• Listed entries:
-- BEGIN --
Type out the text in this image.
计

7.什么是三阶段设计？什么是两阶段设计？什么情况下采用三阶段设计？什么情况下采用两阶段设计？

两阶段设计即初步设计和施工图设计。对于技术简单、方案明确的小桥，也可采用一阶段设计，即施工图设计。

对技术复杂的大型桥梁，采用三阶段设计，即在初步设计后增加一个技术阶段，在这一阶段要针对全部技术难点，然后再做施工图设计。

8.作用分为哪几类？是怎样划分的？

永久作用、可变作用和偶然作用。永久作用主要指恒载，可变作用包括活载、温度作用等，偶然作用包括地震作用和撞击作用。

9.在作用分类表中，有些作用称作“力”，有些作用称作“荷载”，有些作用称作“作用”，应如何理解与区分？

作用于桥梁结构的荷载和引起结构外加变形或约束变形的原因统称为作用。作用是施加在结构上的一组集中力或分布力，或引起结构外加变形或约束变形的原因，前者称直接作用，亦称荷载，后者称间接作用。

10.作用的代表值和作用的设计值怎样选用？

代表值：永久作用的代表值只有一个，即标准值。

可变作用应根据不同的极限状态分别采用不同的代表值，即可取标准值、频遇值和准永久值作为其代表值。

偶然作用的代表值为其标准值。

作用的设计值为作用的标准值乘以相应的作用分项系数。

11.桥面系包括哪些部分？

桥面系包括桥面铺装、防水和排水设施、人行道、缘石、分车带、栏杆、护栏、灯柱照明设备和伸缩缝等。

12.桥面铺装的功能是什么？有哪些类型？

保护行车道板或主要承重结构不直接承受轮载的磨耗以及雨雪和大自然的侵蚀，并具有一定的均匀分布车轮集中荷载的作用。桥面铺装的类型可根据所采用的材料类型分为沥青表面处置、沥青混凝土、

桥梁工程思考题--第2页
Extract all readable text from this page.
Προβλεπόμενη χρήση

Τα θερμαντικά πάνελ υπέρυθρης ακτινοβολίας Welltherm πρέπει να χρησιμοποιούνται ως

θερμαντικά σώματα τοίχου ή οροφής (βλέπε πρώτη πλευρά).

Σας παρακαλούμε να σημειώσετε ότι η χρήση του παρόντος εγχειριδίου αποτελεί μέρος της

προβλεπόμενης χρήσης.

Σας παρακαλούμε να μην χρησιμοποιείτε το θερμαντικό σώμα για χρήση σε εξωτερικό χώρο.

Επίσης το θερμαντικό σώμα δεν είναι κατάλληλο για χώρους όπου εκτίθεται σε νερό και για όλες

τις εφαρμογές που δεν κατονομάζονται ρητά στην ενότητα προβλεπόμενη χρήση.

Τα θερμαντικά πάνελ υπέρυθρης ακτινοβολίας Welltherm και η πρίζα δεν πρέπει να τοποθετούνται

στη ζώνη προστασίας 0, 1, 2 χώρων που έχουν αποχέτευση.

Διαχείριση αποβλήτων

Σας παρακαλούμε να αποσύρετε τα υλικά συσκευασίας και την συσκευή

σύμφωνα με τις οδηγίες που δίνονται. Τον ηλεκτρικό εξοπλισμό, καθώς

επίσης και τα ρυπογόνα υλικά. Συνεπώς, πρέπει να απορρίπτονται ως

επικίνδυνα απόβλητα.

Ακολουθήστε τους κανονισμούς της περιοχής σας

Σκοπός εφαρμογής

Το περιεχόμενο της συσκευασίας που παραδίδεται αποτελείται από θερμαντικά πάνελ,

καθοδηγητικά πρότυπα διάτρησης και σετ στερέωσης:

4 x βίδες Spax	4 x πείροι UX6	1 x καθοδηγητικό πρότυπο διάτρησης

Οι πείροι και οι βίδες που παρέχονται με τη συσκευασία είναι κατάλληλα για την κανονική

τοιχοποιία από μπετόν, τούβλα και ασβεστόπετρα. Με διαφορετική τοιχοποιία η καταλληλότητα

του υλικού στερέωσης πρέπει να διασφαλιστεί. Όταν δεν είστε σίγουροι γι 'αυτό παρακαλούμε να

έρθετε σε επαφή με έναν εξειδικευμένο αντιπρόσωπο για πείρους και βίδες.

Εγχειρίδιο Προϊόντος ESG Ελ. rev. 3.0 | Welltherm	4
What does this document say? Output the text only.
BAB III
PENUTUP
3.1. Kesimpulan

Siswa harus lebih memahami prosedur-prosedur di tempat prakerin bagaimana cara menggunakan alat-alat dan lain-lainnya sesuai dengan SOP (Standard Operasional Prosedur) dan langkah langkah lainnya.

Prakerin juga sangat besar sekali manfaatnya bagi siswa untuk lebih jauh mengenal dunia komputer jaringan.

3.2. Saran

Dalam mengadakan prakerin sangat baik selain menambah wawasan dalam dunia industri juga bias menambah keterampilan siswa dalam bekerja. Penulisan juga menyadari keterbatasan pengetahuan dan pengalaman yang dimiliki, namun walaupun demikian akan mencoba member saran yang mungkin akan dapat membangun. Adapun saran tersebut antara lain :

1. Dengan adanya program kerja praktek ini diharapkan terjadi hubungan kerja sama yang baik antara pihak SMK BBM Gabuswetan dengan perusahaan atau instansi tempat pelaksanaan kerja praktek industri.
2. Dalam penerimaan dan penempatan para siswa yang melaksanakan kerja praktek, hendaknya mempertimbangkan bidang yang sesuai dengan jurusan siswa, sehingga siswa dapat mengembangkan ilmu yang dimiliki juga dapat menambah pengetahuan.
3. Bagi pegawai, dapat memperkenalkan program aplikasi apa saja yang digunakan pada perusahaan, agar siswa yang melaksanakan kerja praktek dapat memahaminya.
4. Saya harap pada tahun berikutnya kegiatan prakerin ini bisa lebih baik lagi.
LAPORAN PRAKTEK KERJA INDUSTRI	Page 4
-- END --
• What needs to be done: Keep only the lines that hold the string "antara", and copy them out.

• Exercise solution:
Dalam mengadakan prakerin sangat baik selain menambah wawasan dalam dunia industri juga bias menambah keterampilan siswa dalam bekerja. Penulisan juga menyadari keterbatasan pengetahuan dan pengalaman yang dimiliki, namun walaupun demikian akan mencoba member saran yang mungkin akan dapat membangun. Adapun saran tersebut antara lain :
1. Dengan adanya program kerja praktek ini diharapkan terjadi hubungan kerja sama yang baik antara pihak SMK BBM Gabuswetan dengan perusahaan atau instansi tempat pelaksanaan kerja praktek industri.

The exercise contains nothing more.